[Records contained in a dataset]

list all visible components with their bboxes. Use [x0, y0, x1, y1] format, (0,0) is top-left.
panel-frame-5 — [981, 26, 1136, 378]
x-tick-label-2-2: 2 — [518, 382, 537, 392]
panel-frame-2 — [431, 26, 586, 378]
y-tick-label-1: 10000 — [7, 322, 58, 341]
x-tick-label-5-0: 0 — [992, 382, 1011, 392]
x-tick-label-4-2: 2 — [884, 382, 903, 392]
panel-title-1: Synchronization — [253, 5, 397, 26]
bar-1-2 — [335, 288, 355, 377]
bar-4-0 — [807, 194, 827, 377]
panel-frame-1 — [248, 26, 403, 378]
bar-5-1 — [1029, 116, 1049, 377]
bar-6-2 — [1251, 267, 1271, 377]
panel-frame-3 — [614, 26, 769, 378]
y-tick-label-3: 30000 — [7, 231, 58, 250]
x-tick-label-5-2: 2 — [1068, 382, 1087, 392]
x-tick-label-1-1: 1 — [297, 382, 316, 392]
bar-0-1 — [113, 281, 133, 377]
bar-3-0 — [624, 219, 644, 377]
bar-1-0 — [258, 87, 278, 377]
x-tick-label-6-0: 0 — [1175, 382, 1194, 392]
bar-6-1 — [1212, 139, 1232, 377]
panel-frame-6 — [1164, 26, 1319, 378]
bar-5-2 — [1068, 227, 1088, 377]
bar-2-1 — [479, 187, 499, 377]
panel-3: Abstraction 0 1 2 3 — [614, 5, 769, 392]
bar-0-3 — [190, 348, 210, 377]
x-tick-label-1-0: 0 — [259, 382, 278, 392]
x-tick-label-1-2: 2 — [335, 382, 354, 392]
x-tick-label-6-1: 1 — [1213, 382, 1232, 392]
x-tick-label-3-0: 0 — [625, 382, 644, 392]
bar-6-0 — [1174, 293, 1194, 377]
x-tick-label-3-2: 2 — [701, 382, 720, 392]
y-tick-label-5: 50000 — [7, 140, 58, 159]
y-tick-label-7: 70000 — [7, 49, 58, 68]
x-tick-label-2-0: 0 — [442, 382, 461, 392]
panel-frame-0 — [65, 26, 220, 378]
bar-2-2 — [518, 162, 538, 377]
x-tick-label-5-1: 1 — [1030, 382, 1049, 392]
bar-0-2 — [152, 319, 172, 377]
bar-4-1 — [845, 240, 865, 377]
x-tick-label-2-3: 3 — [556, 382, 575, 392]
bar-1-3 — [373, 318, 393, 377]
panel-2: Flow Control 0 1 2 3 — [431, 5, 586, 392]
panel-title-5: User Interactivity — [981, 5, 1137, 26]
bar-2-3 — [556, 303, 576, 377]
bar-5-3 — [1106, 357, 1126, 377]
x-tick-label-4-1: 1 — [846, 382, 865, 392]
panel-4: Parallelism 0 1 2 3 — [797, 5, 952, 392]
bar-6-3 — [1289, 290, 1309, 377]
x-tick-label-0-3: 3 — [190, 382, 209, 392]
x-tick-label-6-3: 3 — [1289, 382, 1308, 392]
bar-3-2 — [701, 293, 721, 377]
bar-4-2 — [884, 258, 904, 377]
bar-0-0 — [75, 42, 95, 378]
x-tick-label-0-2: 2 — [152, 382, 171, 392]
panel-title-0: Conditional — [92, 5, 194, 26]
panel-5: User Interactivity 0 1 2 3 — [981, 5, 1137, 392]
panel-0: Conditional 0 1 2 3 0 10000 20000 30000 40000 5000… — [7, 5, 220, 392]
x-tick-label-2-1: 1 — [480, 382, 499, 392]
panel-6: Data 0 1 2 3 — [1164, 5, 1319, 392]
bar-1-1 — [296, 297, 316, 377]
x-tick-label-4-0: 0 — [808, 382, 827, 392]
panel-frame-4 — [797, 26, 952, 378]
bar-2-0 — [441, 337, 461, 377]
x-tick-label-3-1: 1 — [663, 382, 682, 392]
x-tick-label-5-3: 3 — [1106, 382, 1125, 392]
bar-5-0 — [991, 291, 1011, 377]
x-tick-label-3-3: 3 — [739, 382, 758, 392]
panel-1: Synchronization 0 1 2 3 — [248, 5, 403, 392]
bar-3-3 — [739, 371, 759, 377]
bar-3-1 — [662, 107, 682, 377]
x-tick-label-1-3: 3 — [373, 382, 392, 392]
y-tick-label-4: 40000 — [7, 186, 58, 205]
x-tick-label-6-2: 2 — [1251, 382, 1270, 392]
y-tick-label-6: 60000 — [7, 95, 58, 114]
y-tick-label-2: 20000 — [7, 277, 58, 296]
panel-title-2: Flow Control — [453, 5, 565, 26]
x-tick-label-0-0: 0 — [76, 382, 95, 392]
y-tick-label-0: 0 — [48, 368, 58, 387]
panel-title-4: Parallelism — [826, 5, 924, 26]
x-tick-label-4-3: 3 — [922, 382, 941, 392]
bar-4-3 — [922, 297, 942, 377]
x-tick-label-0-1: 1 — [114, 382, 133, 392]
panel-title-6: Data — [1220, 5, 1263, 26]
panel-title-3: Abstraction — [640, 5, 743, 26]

» **Task**
Lay out the lines of the data from the start through the line containing "x-tick-label-4-2: 2 — [884, 382, 903, 392]" as a Markdown table, skipping any blank lines. Use the columns Row and Data line.

» **Solved problem**
| Row | Data line |
|---|---|
| 1 | list all visible components with their bboxes. Use [x0, y0, x1, y1] format, (0,0) is top-left. |
| 2 | panel-frame-5 — [981, 26, 1136, 378] |
| 3 | x-tick-label-2-2: 2 — [518, 382, 537, 392] |
| 4 | panel-frame-2 — [431, 26, 586, 378] |
| 5 | y-tick-label-1: 10000 — [7, 322, 58, 341] |
| 6 | x-tick-label-5-0: 0 — [992, 382, 1011, 392] |
| 7 | x-tick-label-4-2: 2 — [884, 382, 903, 392] |